> **Records shown**:
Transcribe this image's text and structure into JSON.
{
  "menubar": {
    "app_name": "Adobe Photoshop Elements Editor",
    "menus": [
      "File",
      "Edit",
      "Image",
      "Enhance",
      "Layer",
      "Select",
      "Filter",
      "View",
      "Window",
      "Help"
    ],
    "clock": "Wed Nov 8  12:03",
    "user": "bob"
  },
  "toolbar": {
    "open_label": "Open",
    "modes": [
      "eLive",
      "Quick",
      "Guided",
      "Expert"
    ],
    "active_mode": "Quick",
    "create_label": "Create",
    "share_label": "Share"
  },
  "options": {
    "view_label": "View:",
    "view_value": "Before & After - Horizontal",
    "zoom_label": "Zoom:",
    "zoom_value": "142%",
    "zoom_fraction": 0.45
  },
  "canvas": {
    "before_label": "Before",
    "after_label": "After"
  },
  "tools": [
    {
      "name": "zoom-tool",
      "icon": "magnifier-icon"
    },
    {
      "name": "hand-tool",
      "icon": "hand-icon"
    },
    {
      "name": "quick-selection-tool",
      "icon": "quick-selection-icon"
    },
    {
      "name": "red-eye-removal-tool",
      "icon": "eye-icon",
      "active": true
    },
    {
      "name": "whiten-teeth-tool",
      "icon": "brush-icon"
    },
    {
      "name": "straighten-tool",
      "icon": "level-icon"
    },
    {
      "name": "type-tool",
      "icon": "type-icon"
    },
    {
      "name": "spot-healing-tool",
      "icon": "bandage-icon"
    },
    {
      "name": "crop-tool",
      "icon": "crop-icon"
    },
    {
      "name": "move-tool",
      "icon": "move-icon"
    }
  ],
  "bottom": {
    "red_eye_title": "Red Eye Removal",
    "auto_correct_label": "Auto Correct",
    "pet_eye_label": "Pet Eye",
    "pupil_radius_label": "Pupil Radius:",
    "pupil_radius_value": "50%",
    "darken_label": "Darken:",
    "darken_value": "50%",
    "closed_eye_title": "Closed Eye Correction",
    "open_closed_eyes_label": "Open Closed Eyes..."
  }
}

> **Written task**: Filter the records above for "Before" and copy every matching line.

> **Completed exercise**:
    "view_value": "Before & After - Horizontal",
    "before_label": "Before",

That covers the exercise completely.